• DIRECTION:
Output the material below unchanged, apart from leaving out the pictures.

※

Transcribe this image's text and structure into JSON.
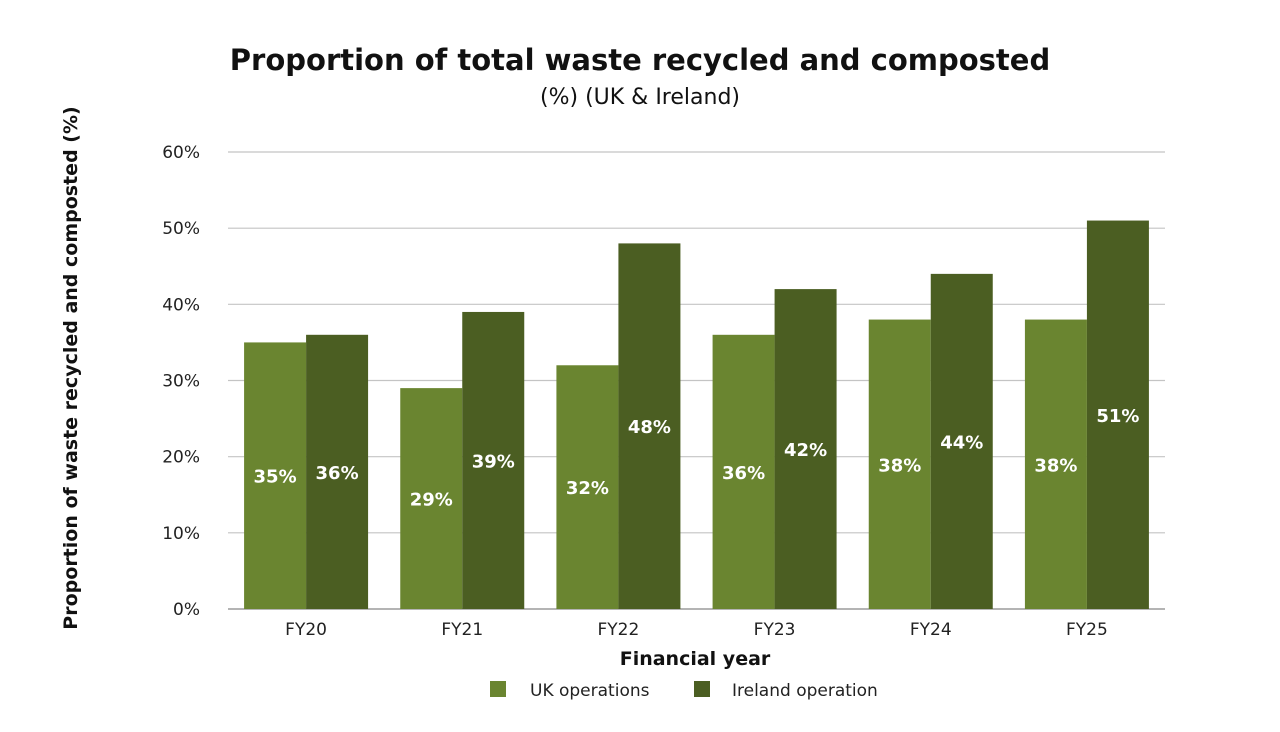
{
  "chart_data": {
    "type": "bar",
    "title": "Proportion of total waste recycled and composted",
    "subtitle": "(%) (UK & Ireland)",
    "xlabel": "Financial year",
    "ylabel": "Proportion of waste recycled and composted (%)",
    "categories": [
      "FY20",
      "FY21",
      "FY22",
      "FY23",
      "FY24",
      "FY25"
    ],
    "ylim": [
      0,
      60
    ],
    "yticks": [
      "0%",
      "10%",
      "20%",
      "30%",
      "40%",
      "50%",
      "60%"
    ],
    "grid": true,
    "legend_position": "bottom",
    "series": [
      {
        "name": "UK operations",
        "color": "#6a8530",
        "values": [
          35,
          29,
          32,
          36,
          38,
          38
        ],
        "labels": [
          "35%",
          "29%",
          "32%",
          "36%",
          "38%",
          "38%"
        ]
      },
      {
        "name": "Ireland operation",
        "color": "#4b5e22",
        "values": [
          36,
          39,
          48,
          42,
          44,
          51
        ],
        "labels": [
          "36%",
          "39%",
          "48%",
          "42%",
          "44%",
          "51%"
        ]
      }
    ]
  }
}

※

• RESULT:
Transcribe this image's text and structure into JSON.
{
  "chart_data": {
    "type": "bar",
    "title": "Proportion of total waste recycled and composted",
    "subtitle": "(%) (UK & Ireland)",
    "xlabel": "Financial year",
    "ylabel": "Proportion of waste recycled and composted (%)",
    "categories": [
      "FY20",
      "FY21",
      "FY22",
      "FY23",
      "FY24",
      "FY25"
    ],
    "ylim": [
      0,
      60
    ],
    "yticks": [
      "0%",
      "10%",
      "20%",
      "30%",
      "40%",
      "50%",
      "60%"
    ],
    "grid": true,
    "legend_position": "bottom",
    "series": [
      {
        "name": "UK operations",
        "color": "#6a8530",
        "values": [
          35,
          29,
          32,
          36,
          38,
          38
        ],
        "labels": [
          "35%",
          "29%",
          "32%",
          "36%",
          "38%",
          "38%"
        ]
      },
      {
        "name": "Ireland operation",
        "color": "#4b5e22",
        "values": [
          36,
          39,
          48,
          42,
          44,
          51
        ],
        "labels": [
          "36%",
          "39%",
          "48%",
          "42%",
          "44%",
          "51%"
        ]
      }
    ]
  }
}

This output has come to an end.